→ BRIEF: Check each line of the entries. Copy the ones that contain the string "activity".

→ Records from a dataset:
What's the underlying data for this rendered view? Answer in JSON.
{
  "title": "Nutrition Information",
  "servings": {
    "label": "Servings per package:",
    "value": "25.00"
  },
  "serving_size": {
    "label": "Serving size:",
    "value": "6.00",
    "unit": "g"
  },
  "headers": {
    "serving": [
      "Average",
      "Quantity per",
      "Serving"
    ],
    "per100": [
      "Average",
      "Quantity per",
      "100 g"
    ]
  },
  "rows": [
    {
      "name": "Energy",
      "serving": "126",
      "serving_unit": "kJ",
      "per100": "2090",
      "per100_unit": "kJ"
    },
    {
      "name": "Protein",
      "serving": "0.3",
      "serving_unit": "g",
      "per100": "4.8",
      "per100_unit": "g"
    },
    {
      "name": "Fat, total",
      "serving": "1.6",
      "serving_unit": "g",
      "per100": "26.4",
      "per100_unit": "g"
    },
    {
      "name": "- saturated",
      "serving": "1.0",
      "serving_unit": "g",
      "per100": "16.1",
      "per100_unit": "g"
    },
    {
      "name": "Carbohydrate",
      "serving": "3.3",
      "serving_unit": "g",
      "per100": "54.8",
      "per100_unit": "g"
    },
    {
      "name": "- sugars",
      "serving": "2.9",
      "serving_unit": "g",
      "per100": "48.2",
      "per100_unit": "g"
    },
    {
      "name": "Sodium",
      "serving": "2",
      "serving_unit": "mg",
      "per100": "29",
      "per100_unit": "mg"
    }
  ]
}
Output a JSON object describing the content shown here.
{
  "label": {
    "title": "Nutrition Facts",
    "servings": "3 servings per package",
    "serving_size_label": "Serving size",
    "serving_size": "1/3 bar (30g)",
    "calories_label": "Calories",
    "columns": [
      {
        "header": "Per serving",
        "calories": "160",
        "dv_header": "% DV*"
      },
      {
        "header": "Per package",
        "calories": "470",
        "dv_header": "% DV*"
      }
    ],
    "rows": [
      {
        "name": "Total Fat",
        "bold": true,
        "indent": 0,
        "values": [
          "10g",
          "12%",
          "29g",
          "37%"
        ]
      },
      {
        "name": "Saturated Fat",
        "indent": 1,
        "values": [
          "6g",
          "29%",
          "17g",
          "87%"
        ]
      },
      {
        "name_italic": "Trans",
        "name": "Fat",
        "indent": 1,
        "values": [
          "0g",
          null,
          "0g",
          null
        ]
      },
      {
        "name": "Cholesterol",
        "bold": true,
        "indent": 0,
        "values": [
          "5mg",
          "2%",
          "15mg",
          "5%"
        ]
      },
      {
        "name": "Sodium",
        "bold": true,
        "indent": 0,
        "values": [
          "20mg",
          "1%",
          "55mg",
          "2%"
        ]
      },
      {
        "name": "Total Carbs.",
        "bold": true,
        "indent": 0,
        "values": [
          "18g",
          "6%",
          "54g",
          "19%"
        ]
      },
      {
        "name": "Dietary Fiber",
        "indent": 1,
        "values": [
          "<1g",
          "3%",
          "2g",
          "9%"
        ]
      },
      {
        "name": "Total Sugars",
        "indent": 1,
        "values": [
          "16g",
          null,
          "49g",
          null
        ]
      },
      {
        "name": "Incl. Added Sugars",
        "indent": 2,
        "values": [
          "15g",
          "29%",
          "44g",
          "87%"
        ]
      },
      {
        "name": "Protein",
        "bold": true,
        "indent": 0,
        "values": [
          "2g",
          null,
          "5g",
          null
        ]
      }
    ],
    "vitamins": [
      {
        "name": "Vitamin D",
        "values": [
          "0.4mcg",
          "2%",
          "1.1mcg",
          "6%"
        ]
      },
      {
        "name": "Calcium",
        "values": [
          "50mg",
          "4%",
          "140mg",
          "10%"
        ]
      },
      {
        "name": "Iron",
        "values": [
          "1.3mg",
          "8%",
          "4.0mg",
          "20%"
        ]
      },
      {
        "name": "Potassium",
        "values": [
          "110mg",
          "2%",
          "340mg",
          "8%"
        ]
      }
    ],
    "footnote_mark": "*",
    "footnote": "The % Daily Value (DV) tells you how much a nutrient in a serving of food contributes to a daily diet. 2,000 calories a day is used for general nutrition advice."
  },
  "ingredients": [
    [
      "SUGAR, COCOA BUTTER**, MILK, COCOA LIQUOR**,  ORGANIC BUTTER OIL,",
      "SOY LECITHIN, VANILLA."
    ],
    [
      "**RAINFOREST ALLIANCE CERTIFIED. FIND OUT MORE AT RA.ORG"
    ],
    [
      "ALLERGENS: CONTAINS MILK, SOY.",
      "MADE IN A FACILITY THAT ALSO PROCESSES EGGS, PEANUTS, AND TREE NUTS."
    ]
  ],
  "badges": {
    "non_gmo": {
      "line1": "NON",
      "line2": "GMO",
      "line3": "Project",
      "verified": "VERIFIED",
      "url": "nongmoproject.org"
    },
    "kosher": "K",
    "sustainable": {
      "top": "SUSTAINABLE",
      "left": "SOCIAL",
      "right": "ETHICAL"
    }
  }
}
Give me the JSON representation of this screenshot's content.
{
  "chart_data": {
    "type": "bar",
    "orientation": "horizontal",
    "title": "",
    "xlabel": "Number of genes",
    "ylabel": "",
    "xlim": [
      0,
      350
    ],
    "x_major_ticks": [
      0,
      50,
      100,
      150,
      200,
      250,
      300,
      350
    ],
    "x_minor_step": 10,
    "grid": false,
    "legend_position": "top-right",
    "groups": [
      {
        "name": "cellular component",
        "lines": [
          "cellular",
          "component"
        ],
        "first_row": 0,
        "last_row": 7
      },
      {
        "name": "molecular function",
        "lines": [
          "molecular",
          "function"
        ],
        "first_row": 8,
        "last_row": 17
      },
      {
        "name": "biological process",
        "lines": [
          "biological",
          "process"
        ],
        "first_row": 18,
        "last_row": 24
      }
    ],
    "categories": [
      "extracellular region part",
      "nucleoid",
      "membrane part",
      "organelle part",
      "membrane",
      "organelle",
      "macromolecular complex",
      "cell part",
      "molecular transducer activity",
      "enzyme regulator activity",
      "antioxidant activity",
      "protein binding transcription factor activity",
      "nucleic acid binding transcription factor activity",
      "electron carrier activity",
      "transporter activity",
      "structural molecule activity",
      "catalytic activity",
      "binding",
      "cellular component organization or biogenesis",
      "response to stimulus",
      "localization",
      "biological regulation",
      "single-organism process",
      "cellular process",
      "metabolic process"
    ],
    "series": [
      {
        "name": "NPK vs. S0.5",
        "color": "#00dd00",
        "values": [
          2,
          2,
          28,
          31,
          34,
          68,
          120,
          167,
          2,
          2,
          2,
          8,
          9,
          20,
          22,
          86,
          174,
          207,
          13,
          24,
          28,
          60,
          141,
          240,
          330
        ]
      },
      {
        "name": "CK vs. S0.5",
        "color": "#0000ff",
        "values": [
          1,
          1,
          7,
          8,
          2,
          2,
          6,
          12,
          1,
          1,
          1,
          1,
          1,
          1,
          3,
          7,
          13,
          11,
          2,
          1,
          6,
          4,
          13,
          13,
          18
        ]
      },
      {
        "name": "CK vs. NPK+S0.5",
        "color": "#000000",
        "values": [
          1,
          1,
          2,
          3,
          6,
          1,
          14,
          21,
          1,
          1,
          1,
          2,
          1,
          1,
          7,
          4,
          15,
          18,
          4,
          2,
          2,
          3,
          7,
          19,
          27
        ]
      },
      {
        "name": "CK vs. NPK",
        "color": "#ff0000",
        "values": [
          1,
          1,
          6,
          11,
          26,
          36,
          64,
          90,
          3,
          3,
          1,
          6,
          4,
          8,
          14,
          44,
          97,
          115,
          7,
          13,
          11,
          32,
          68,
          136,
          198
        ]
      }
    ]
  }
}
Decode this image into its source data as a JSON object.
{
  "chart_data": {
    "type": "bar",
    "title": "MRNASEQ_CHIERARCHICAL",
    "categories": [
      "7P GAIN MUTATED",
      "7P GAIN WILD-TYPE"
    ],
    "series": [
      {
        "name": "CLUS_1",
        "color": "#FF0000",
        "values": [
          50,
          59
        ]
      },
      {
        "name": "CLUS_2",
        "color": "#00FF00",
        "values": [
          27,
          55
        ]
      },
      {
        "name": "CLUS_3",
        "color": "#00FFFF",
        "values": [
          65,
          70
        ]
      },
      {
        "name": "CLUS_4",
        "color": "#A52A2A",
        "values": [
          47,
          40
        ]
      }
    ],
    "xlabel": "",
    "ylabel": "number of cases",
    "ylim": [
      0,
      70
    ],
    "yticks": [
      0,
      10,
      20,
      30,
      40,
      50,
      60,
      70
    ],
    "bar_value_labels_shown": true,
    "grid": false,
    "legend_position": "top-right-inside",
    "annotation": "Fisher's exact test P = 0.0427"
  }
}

→ YOUR SOLUTION:
      "molecular transducer activity",
      "enzyme regulator activity",
      "antioxidant activity",
      "protein binding transcription factor activity",
      "nucleic acid binding transcription factor activity",
      "electron carrier activity",
      "transporter activity",
      "structural molecule activity",
      "catalytic activity",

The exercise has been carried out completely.